[DATA SUPPLIED]:
Start
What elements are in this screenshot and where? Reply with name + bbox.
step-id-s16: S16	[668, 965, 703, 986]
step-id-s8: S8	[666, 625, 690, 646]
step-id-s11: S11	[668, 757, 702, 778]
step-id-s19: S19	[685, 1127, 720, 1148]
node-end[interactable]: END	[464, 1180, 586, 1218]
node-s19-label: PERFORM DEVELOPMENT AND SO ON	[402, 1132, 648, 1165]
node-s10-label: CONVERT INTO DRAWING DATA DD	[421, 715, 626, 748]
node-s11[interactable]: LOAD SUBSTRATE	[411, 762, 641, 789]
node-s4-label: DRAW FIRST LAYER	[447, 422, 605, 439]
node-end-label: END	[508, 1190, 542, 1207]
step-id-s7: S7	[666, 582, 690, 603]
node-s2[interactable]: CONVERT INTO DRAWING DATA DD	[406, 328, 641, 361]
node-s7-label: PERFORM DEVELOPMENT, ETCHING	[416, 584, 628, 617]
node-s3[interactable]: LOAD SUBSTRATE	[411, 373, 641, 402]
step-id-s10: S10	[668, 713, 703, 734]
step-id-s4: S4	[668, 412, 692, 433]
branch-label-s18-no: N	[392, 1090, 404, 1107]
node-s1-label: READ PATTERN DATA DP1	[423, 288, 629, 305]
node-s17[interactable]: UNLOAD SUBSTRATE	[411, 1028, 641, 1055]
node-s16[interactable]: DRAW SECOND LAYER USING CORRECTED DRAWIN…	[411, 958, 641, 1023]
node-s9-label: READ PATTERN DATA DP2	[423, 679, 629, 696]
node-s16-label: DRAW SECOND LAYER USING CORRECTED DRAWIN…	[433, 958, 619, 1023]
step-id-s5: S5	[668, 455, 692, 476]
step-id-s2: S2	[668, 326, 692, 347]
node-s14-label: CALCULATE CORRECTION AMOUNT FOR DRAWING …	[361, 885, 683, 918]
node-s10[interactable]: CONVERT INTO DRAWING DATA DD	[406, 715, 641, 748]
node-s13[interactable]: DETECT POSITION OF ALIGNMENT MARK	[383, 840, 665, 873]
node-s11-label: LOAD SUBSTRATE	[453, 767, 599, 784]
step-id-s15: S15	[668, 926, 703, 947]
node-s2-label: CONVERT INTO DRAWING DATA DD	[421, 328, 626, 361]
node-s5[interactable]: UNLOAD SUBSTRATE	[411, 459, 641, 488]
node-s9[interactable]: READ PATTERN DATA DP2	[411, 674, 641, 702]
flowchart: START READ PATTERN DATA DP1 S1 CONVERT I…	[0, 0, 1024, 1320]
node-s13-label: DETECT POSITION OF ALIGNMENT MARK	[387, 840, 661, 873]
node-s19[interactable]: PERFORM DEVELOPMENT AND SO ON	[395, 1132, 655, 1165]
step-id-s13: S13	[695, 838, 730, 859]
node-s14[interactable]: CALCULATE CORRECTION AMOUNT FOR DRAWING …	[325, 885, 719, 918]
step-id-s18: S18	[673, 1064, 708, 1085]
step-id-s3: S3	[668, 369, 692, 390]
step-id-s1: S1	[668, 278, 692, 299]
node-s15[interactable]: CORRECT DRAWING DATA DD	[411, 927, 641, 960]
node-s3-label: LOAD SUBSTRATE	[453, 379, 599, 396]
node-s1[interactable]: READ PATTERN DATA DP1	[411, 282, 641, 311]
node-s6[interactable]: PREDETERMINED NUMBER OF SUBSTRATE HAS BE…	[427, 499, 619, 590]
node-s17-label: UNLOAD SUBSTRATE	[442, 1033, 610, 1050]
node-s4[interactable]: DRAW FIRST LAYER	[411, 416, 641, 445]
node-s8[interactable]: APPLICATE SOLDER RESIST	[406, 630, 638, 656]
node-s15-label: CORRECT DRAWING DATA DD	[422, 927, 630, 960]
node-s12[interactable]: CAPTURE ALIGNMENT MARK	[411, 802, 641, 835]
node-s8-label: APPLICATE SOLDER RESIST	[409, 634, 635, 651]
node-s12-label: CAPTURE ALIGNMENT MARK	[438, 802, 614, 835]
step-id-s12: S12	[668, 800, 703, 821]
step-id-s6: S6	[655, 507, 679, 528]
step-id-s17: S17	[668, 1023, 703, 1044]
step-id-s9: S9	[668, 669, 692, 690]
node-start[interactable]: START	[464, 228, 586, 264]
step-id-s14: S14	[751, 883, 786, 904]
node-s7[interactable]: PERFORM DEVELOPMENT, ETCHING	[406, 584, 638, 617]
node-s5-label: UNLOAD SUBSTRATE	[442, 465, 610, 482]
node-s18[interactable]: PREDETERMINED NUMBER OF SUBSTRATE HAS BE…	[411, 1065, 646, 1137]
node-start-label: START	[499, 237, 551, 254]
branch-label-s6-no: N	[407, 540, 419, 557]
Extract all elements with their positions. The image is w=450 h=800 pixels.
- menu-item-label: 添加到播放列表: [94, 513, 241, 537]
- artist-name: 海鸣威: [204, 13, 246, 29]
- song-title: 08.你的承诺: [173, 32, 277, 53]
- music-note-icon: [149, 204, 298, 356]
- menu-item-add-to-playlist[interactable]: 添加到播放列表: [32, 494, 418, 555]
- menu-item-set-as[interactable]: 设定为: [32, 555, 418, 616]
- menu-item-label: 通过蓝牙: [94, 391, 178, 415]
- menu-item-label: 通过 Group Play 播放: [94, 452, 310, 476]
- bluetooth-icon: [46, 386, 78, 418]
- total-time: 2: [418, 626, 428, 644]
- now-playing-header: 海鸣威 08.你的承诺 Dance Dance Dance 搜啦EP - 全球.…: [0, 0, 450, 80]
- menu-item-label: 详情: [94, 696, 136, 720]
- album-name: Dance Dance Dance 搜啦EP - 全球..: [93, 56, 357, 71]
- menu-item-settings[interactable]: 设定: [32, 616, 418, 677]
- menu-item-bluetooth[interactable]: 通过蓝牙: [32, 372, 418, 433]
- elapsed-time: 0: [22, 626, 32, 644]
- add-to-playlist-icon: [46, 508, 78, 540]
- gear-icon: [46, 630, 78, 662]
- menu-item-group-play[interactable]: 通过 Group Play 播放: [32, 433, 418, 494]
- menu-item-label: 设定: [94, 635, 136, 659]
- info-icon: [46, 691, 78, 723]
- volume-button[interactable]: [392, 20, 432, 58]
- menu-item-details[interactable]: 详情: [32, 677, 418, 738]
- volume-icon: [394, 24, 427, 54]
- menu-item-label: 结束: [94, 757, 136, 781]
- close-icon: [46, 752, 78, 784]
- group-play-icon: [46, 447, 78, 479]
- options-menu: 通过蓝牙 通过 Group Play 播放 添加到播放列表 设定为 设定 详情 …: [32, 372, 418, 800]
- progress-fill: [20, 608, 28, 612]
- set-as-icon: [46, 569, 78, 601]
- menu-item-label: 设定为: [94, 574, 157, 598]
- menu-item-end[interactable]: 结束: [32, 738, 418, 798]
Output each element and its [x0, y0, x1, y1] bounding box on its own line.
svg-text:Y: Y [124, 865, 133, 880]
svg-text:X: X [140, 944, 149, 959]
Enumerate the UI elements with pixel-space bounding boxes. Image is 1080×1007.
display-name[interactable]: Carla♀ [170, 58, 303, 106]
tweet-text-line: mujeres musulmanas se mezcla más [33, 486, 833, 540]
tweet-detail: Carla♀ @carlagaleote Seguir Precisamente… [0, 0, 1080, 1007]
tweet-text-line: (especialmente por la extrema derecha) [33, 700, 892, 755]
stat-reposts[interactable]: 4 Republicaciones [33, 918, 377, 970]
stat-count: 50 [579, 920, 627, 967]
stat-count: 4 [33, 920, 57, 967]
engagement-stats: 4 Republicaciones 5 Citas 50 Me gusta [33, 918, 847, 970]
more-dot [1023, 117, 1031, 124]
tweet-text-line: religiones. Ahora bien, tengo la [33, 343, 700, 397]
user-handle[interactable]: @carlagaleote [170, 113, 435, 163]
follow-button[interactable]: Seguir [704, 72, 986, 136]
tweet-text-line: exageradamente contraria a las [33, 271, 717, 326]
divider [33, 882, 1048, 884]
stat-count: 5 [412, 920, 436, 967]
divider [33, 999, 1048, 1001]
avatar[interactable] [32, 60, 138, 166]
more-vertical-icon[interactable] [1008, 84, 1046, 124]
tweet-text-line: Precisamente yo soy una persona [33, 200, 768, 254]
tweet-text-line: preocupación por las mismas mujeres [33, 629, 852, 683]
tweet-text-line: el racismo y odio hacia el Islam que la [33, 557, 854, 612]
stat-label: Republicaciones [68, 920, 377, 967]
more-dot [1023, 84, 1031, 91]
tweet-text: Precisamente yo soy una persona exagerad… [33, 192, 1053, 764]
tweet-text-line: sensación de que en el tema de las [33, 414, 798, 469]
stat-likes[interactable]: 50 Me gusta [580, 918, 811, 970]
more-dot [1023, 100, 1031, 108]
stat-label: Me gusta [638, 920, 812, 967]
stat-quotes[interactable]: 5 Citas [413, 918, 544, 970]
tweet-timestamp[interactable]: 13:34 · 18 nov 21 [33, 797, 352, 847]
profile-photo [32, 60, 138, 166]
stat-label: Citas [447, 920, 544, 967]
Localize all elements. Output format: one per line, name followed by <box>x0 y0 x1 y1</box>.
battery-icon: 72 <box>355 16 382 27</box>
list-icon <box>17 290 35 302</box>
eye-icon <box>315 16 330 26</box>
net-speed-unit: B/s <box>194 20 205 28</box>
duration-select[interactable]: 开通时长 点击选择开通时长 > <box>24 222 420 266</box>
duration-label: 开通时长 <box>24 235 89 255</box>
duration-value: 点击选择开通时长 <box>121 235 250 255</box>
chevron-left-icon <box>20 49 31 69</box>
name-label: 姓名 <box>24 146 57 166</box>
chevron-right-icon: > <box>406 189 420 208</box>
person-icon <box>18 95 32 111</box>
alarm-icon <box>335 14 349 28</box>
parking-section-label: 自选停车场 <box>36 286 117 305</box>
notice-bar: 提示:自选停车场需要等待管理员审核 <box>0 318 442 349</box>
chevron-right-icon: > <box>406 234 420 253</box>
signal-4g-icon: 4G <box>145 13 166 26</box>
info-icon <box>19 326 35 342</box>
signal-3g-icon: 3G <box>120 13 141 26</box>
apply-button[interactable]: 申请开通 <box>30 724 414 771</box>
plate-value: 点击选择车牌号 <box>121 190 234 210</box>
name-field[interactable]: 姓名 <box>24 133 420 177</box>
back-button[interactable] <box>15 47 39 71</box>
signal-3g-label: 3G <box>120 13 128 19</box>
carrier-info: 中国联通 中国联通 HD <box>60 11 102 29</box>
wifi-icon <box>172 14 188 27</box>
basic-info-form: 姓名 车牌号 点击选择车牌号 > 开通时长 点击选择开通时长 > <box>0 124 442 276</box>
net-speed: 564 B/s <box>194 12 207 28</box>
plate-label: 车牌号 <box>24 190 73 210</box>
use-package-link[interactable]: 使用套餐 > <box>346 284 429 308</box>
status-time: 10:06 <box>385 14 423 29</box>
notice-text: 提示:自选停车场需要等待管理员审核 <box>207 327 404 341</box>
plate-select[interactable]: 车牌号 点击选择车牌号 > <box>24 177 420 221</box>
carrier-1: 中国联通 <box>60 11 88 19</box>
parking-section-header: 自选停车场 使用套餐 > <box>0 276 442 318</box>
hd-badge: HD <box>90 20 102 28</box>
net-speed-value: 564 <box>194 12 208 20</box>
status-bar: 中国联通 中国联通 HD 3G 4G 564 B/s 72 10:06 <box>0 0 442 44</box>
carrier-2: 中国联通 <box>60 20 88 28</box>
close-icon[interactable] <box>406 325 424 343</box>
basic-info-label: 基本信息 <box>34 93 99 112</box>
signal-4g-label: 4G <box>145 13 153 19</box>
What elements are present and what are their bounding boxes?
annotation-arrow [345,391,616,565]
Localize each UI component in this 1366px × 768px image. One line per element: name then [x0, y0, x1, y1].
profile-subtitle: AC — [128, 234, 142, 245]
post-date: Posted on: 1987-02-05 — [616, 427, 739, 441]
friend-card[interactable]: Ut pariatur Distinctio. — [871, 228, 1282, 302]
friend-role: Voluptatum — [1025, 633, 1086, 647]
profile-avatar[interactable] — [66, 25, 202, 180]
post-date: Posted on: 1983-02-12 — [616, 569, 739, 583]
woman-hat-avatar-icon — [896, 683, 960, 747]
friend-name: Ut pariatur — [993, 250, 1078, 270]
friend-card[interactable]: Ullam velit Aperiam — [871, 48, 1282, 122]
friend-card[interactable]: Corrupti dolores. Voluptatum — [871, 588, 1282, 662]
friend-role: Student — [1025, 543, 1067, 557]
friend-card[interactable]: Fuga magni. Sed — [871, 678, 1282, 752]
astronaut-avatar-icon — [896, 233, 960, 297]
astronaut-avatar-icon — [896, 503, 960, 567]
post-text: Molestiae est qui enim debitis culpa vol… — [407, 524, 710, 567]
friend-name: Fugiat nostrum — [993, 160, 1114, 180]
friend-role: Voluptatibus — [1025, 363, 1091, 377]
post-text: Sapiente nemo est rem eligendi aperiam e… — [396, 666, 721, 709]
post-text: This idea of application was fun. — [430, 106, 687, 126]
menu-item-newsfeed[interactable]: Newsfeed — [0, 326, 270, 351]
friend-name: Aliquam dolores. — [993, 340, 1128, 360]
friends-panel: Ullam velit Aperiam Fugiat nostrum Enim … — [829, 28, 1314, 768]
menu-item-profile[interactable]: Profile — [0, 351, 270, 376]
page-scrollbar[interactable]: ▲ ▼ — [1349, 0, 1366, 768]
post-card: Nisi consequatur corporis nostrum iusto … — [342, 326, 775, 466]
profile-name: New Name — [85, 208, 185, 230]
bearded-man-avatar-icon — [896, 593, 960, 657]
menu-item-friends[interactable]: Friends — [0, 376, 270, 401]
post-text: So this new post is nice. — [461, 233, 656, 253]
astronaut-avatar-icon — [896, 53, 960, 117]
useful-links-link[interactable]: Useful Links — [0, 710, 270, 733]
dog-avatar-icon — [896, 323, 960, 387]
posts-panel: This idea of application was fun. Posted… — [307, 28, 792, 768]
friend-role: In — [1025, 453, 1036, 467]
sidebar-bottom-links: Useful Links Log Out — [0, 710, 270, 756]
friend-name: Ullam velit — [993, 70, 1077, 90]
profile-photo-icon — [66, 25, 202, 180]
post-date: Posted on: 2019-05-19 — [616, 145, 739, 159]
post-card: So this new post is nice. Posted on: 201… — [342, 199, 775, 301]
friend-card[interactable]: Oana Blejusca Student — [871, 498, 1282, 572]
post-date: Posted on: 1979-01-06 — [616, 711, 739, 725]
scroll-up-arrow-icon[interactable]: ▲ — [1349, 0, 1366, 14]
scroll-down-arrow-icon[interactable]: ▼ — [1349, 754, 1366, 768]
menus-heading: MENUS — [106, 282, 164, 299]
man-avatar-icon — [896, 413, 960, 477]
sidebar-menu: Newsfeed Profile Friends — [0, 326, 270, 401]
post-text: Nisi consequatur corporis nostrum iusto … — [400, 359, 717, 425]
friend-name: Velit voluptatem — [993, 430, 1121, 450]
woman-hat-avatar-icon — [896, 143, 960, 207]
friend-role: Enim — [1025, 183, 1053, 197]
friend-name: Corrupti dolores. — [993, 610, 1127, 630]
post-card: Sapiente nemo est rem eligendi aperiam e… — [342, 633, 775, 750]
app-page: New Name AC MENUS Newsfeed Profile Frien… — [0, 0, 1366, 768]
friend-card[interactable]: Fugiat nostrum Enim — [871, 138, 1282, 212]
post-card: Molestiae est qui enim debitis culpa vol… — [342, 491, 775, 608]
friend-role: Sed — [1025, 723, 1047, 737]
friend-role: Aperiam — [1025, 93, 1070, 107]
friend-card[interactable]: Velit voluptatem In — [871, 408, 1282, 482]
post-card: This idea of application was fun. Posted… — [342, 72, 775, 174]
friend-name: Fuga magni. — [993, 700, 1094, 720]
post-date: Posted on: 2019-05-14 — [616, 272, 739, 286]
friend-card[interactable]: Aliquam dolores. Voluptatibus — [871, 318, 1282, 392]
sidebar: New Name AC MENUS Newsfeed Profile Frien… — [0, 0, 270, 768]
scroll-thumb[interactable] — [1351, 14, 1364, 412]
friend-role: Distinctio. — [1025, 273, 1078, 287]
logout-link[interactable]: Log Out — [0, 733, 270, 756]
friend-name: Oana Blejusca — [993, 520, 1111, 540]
End
Copy out the items above from the very first one through the line that contains "node-s1-label: READ PATTERN", including both of those lines.

[OUTPUT FOR THIS EXERCISE]:
What elements are in this screenshot and where? Reply with name + bbox.
step-id-s16: S16	[668, 965, 703, 986]
step-id-s8: S8	[666, 625, 690, 646]
step-id-s11: S11	[668, 757, 702, 778]
step-id-s19: S19	[685, 1127, 720, 1148]
node-end[interactable]: END	[464, 1180, 586, 1218]
node-s19-label: PERFORM DEVELOPMENT AND SO ON	[402, 1132, 648, 1165]
node-s10-label: CONVERT INTO DRAWING DATA DD	[421, 715, 626, 748]
node-s11[interactable]: LOAD SUBSTRATE	[411, 762, 641, 789]
node-s4-label: DRAW FIRST LAYER	[447, 422, 605, 439]
node-end-label: END	[508, 1190, 542, 1207]
step-id-s7: S7	[666, 582, 690, 603]
node-s2[interactable]: CONVERT INTO DRAWING DATA DD	[406, 328, 641, 361]
node-s7-label: PERFORM DEVELOPMENT, ETCHING	[416, 584, 628, 617]
node-s3[interactable]: LOAD SUBSTRATE	[411, 373, 641, 402]
step-id-s10: S10	[668, 713, 703, 734]
step-id-s4: S4	[668, 412, 692, 433]
branch-label-s18-no: N	[392, 1090, 404, 1107]
node-s1-label: READ PATTERN DATA DP1	[423, 288, 629, 305]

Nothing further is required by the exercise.